-- CHALLENGE --
Reproduce the data exactly and drop any pictures it holds.

=== RAW RECORDS ===

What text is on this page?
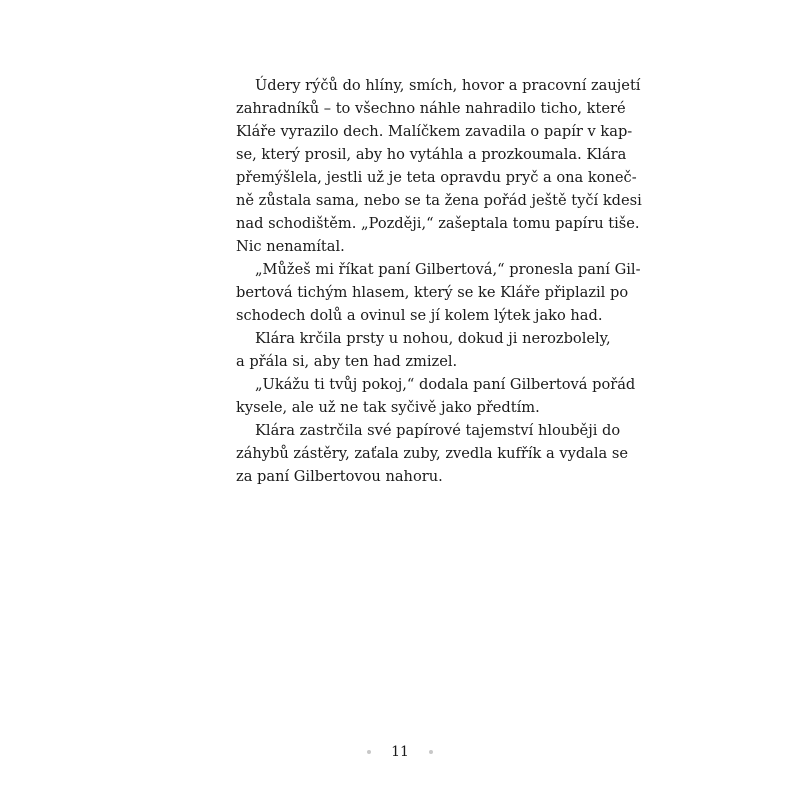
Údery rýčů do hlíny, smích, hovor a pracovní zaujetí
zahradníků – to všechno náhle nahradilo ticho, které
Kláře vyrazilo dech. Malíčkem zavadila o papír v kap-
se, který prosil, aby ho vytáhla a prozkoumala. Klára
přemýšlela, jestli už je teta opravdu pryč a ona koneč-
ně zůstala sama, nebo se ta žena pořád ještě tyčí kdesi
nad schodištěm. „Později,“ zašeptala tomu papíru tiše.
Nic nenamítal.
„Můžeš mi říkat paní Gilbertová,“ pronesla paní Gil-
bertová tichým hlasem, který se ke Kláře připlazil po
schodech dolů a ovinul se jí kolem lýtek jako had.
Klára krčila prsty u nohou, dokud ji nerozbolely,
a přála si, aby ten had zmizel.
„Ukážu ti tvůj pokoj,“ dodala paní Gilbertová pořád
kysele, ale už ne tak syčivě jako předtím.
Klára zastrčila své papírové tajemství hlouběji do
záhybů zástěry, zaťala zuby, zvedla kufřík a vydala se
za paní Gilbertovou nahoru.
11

===

-- WRITTEN RESPONSE --
What text is on this page?
Údery rýčů do hlíny, smích, hovor a pracovní zaujetí
zahradníků – to všechno náhle nahradilo ticho, které
Kláře vyrazilo dech. Malíčkem zavadila o papír v kap-
se, který prosil, aby ho vytáhla a prozkoumala. Klára
přemýšlela, jestli už je teta opravdu pryč a ona koneč-
ně zůstala sama, nebo se ta žena pořád ještě tyčí kdesi
nad schodištěm. „Později,“ zašeptala tomu papíru tiše.
Nic nenamítal.
„Můžeš mi říkat paní Gilbertová,“ pronesla paní Gil-
bertová tichým hlasem, který se ke Kláře připlazil po
schodech dolů a ovinul se jí kolem lýtek jako had.
Klára krčila prsty u nohou, dokud ji nerozbolely,
a přála si, aby ten had zmizel.
„Ukážu ti tvůj pokoj,“ dodala paní Gilbertová pořád
kysele, ale už ne tak syčivě jako předtím.
Klára zastrčila své papírové tajemství hlouběji do
záhybů zástěry, zaťala zuby, zvedla kufřík a vydala se
za paní Gilbertovou nahoru.
11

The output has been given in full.